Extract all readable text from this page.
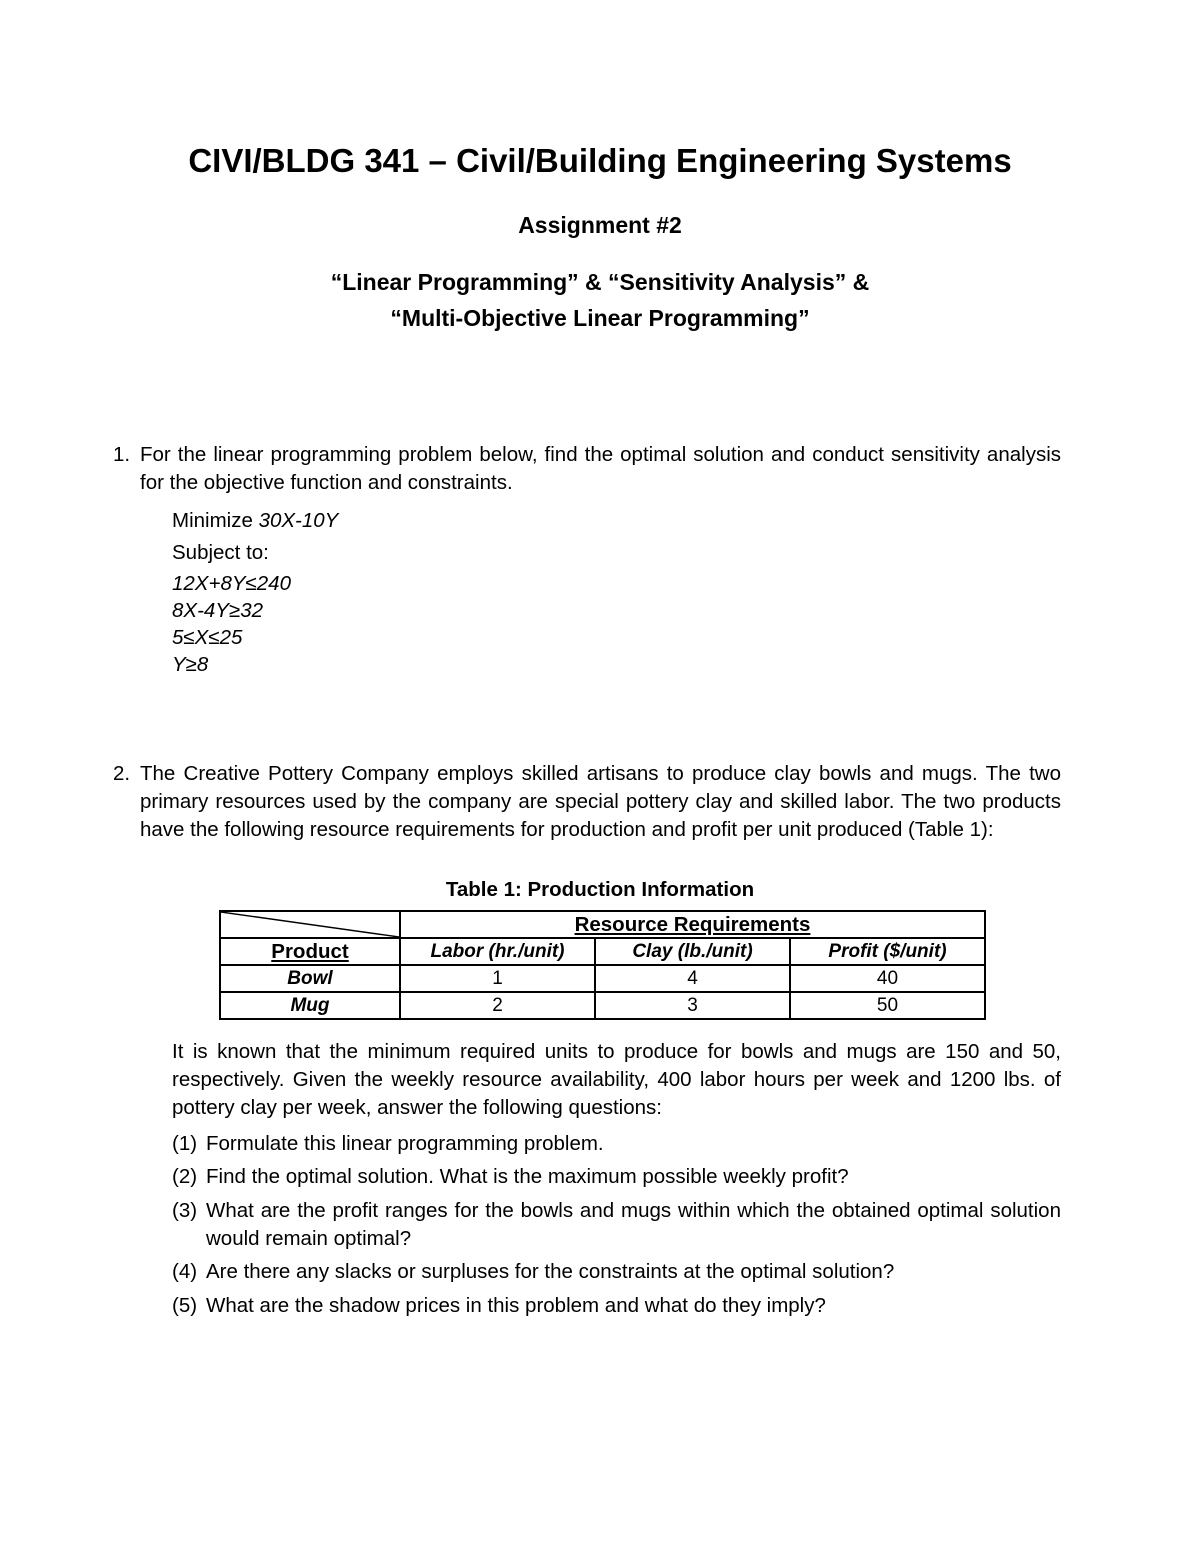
CIVI/BLDG 341 – Civil/Building Engineering Systems
Assignment #2
“Linear Programming” & “Sensitivity Analysis” &
“Multi-Objective Linear Programming”
1. For the linear programming problem below, find the optimal solution and conduct sensitivity analysis for the objective function and constraints.
Minimize 30X-10Y
Subject to:
12X+8Y≤240
8X-4Y≥32
5≤X≤25
Y≥8
2. The Creative Pottery Company employs skilled artisans to produce clay bowls and mugs. The two primary resources used by the company are special pottery clay and skilled labor. The two products have the following resource requirements for production and profit per unit produced (Table 1):
Table 1: Production Information
	Resource Requirements		
Product	Labor (hr./unit)	Clay (lb./unit)	Profit ($/unit)
Bowl	1	4	40
Mug	2	3	50
It is known that the minimum required units to produce for bowls and mugs are 150 and 50, respectively. Given the weekly resource availability, 400 labor hours per week and 1200 lbs. of pottery clay per week, answer the following questions:
(1) Formulate this linear programming problem.
(2) Find the optimal solution. What is the maximum possible weekly profit?
(3) What are the profit ranges for the bowls and mugs within which the obtained optimal solution would remain optimal?
(4) Are there any slacks or surpluses for the constraints at the optimal solution?
(5) What are the shadow prices in this problem and what do they imply?
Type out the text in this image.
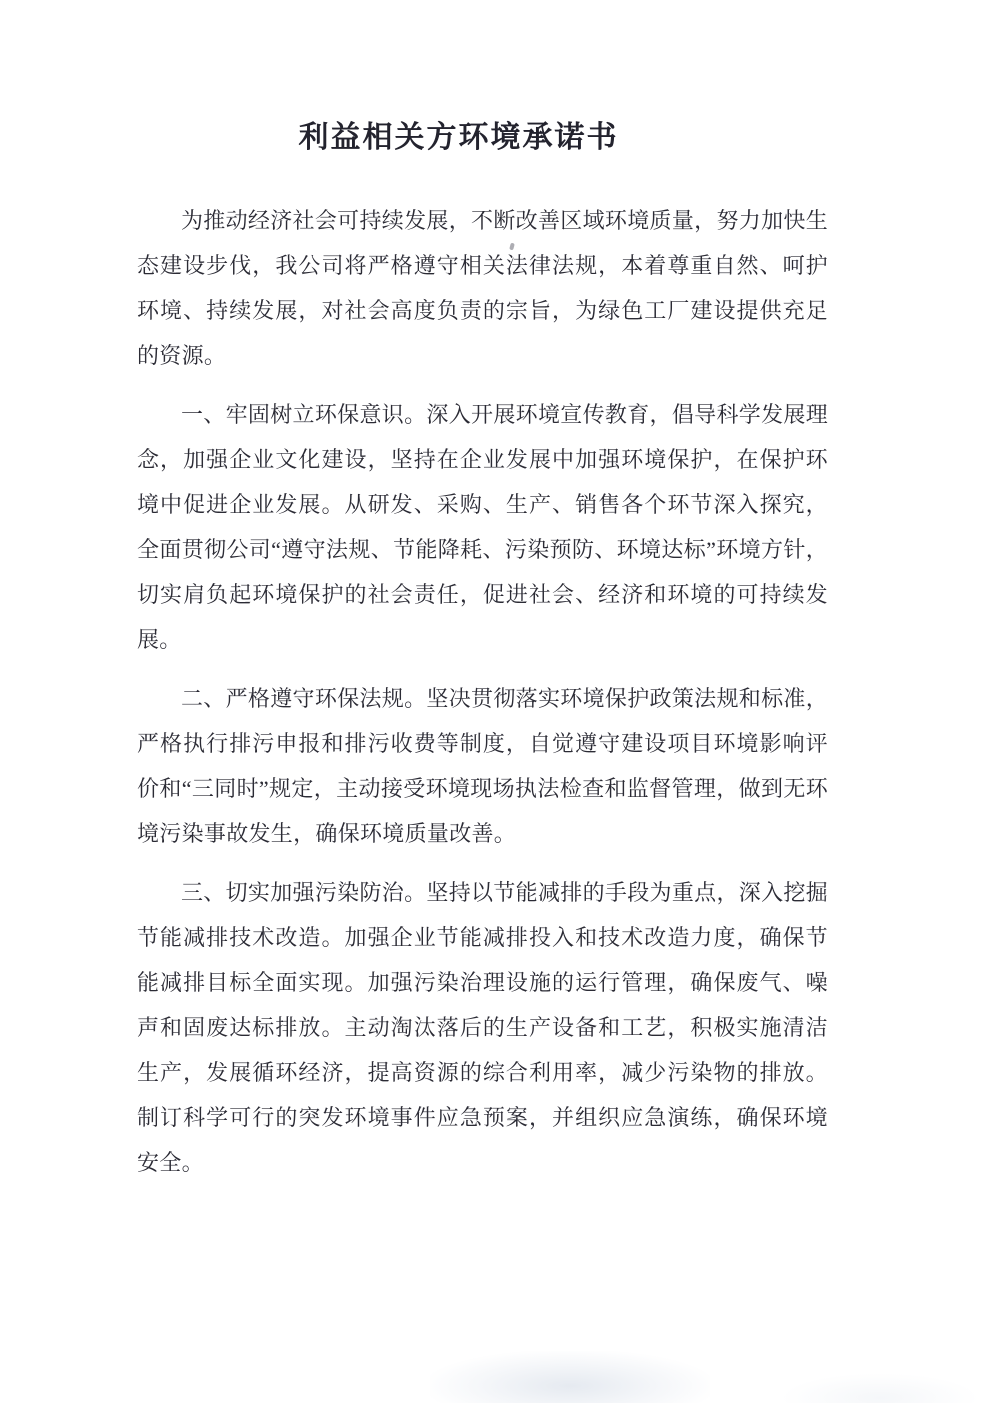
利益相关方环境承诺书

为推动经济社会可持续发展，不断改善区域环境质量，努力加快生态建设步伐，我公司将严格遵守相关法律法规，本着尊重自然、呵护环境、持续发展，对社会高度负责的宗旨，为绿色工厂建设提供充足的资源。

一、牢固树立环保意识。深入开展环境宣传教育，倡导科学发展理念，加强企业文化建设，坚持在企业发展中加强环境保护，在保护环境中促进企业发展。从研发、采购、生产、销售各个环节深入探究，全面贯彻公司“遵守法规、节能降耗、污染预防、环境达标”环境方针，切实肩负起环境保护的社会责任，促进社会、经济和环境的可持续发展。

二、严格遵守环保法规。坚决贯彻落实环境保护政策法规和标准，严格执行排污申报和排污收费等制度，自觉遵守建设项目环境影响评价和“三同时”规定，主动接受环境现场执法检查和监督管理，做到无环境污染事故发生，确保环境质量改善。

三、切实加强污染防治。坚持以节能减排的手段为重点，深入挖掘节能减排技术改造。加强企业节能减排投入和技术改造力度，确保节能减排目标全面实现。加强污染治理设施的运行管理，确保废气、噪声和固废达标排放。主动淘汰落后的生产设备和工艺，积极实施清洁生产，发展循环经济，提高资源的综合利用率，减少污染物的排放。制订科学可行的突发环境事件应急预案，并组织应急演练，确保环境安全。
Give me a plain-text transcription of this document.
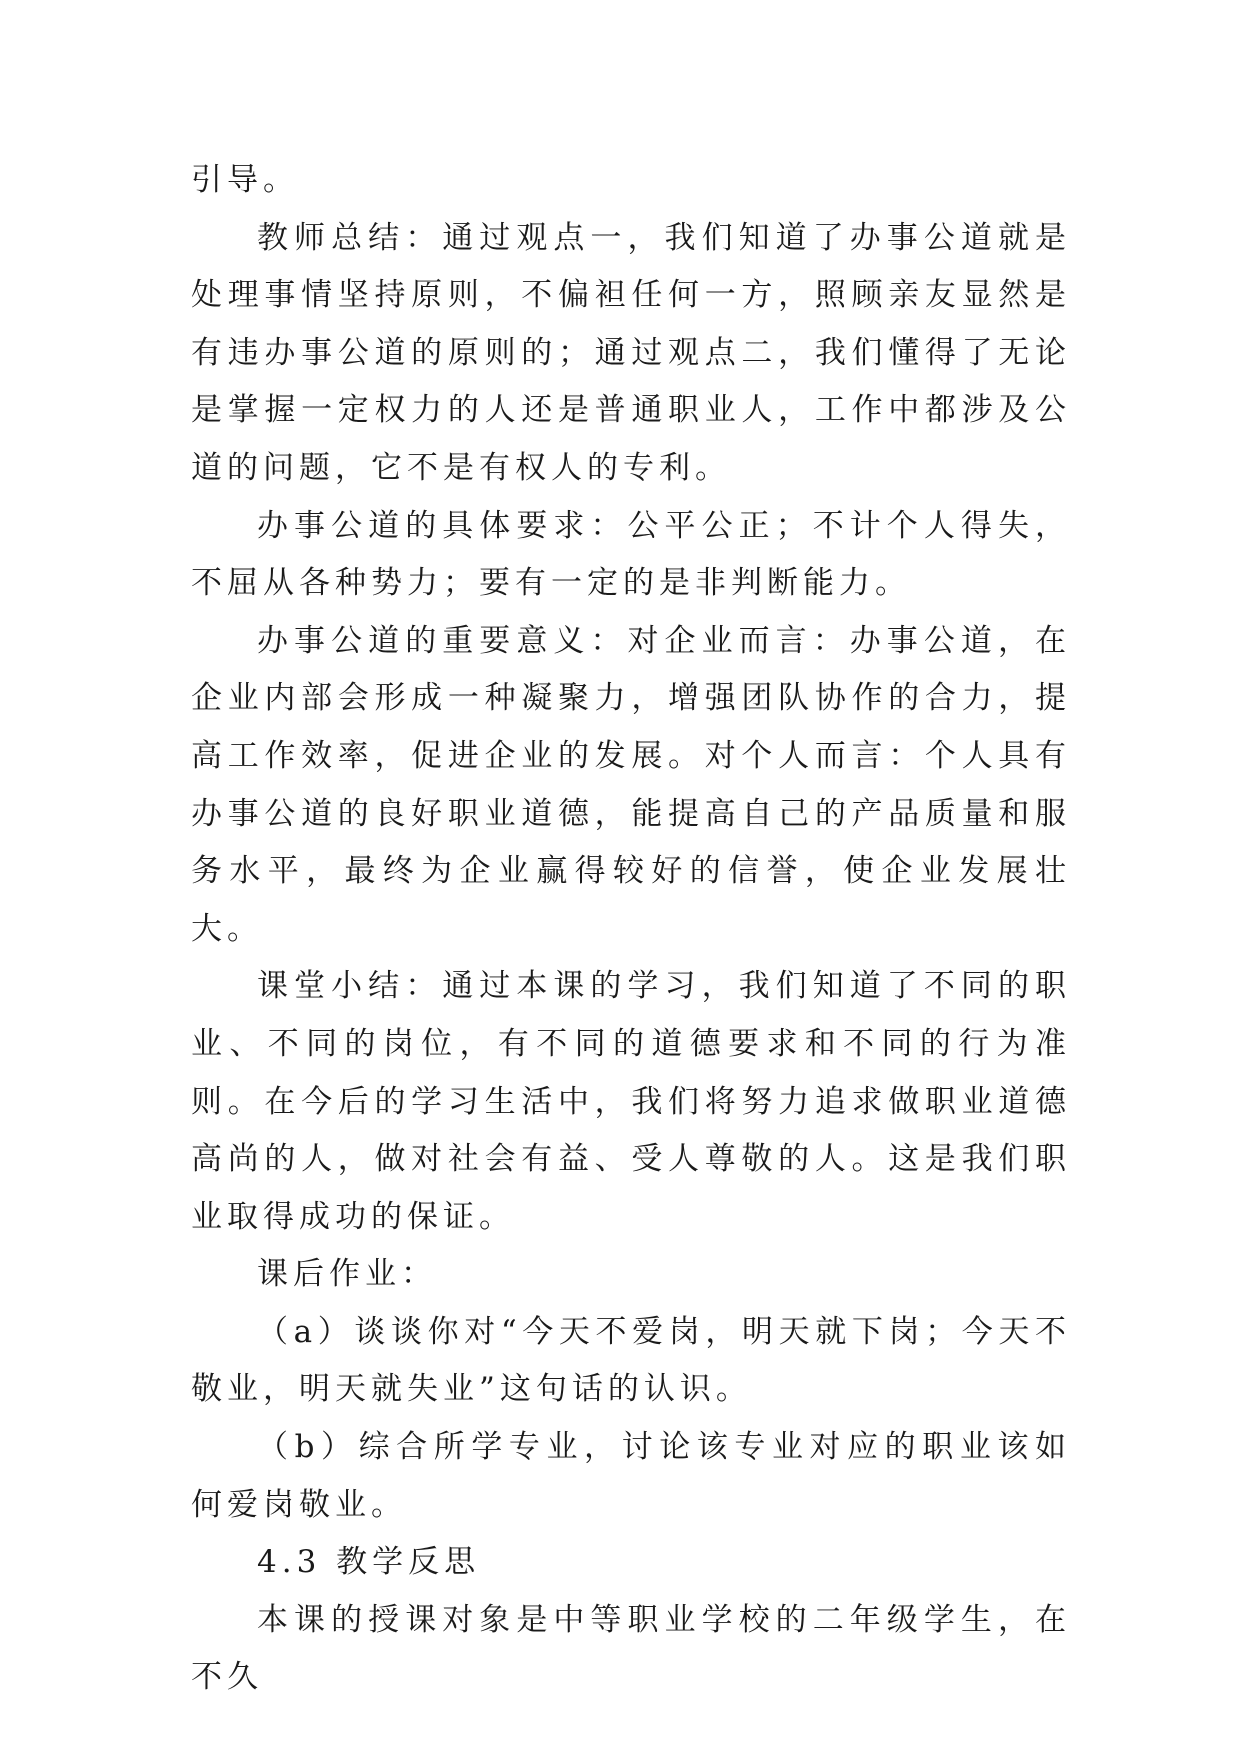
引导。

教师总结：通过观点一，我们知道了办事公道就是处理事情坚持原则，不偏袒任何一方，照顾亲友显然是有违办事公道的原则的；通过观点二，我们懂得了无论是掌握一定权力的人还是普通职业人，工作中都涉及公道的问题，它不是有权人的专利。

办事公道的具体要求：公平公正；不计个人得失，不屈从各种势力；要有一定的是非判断能力。

办事公道的重要意义：对企业而言：办事公道，在企业内部会形成一种凝聚力，增强团队协作的合力，提高工作效率，促进企业的发展。对个人而言：个人具有办事公道的良好职业道德，能提高自己的产品质量和服务水平，最终为企业赢得较好的信誉，使企业发展壮大。

课堂小结：通过本课的学习，我们知道了不同的职业、不同的岗位，有不同的道德要求和不同的行为准则。在今后的学习生活中，我们将努力追求做职业道德高尚的人，做对社会有益、受人尊敬的人。这是我们职业取得成功的保证。

课后作业：

（a）谈谈你对“今天不爱岗，明天就下岗；今天不敬业，明天就失业”这句话的认识。

（b）综合所学专业，讨论该专业对应的职业该如何爱岗敬业。

4.3 教学反思

本课的授课对象是中等职业学校的二年级学生，在不久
* * *
> Stated goal
Please write out all of the material above without changing a word, and omit any pictures.

> Answer to the exercise
Extract all readable text from this page.
CIVI/BLDG 341 – Civil/Building Engineering Systems
Assignment #2
“Linear Programming” & “Sensitivity Analysis” &
“Multi-Objective Linear Programming”
1. For the linear programming problem below, find the optimal solution and conduct sensitivity analysis for the objective function and constraints.
Minimize 30X-10Y
Subject to:
12X+8Y≤240
8X-4Y≥32
5≤X≤25
Y≥8
2. The Creative Pottery Company employs skilled artisans to produce clay bowls and mugs. The two primary resources used by the company are special pottery clay and skilled labor. The two products have the following resource requirements for production and profit per unit produced (Table 1):
Table 1: Production Information
	Resource Requirements		
Product	Labor (hr./unit)	Clay (lb./unit)	Profit ($/unit)
Bowl	1	4	40
Mug	2	3	50
It is known that the minimum required units to produce for bowls and mugs are 150 and 50, respectively. Given the weekly resource availability, 400 labor hours per week and 1200 lbs. of pottery clay per week, answer the following questions:
(1) Formulate this linear programming problem.
(2) Find the optimal solution. What is the maximum possible weekly profit?
(3) What are the profit ranges for the bowls and mugs within which the obtained optimal solution would remain optimal?
(4) Are there any slacks or surpluses for the constraints at the optimal solution?
(5) What are the shadow prices in this problem and what do they imply?
Type out the text in this image.
利益相关方环境承诺书

为推动经济社会可持续发展，不断改善区域环境质量，努力加快生态建设步伐，我公司将严格遵守相关法律法规，本着尊重自然、呵护环境、持续发展，对社会高度负责的宗旨，为绿色工厂建设提供充足的资源。

一、牢固树立环保意识。深入开展环境宣传教育，倡导科学发展理念，加强企业文化建设，坚持在企业发展中加强环境保护，在保护环境中促进企业发展。从研发、采购、生产、销售各个环节深入探究，全面贯彻公司“遵守法规、节能降耗、污染预防、环境达标”环境方针，切实肩负起环境保护的社会责任，促进社会、经济和环境的可持续发展。

二、严格遵守环保法规。坚决贯彻落实环境保护政策法规和标准，严格执行排污申报和排污收费等制度，自觉遵守建设项目环境影响评价和“三同时”规定，主动接受环境现场执法检查和监督管理，做到无环境污染事故发生，确保环境质量改善。

三、切实加强污染防治。坚持以节能减排的手段为重点，深入挖掘节能减排技术改造。加强企业节能减排投入和技术改造力度，确保节能减排目标全面实现。加强污染治理设施的运行管理，确保废气、噪声和固废达标排放。主动淘汰落后的生产设备和工艺，积极实施清洁生产，发展循环经济，提高资源的综合利用率，减少污染物的排放。制订科学可行的突发环境事件应急预案，并组织应急演练，确保环境安全。
Give me a plain-text transcription of this document.
引导。

教师总结：通过观点一，我们知道了办事公道就是处理事情坚持原则，不偏袒任何一方，照顾亲友显然是有违办事公道的原则的；通过观点二，我们懂得了无论是掌握一定权力的人还是普通职业人，工作中都涉及公道的问题，它不是有权人的专利。

办事公道的具体要求：公平公正；不计个人得失，不屈从各种势力；要有一定的是非判断能力。

办事公道的重要意义：对企业而言：办事公道，在企业内部会形成一种凝聚力，增强团队协作的合力，提高工作效率，促进企业的发展。对个人而言：个人具有办事公道的良好职业道德，能提高自己的产品质量和服务水平，最终为企业赢得较好的信誉，使企业发展壮大。

课堂小结：通过本课的学习，我们知道了不同的职业、不同的岗位，有不同的道德要求和不同的行为准则。在今后的学习生活中，我们将努力追求做职业道德高尚的人，做对社会有益、受人尊敬的人。这是我们职业取得成功的保证。

课后作业：

（a）谈谈你对“今天不爱岗，明天就下岗；今天不敬业，明天就失业”这句话的认识。

（b）综合所学专业，讨论该专业对应的职业该如何爱岗敬业。

4.3 教学反思

本课的授课对象是中等职业学校的二年级学生，在不久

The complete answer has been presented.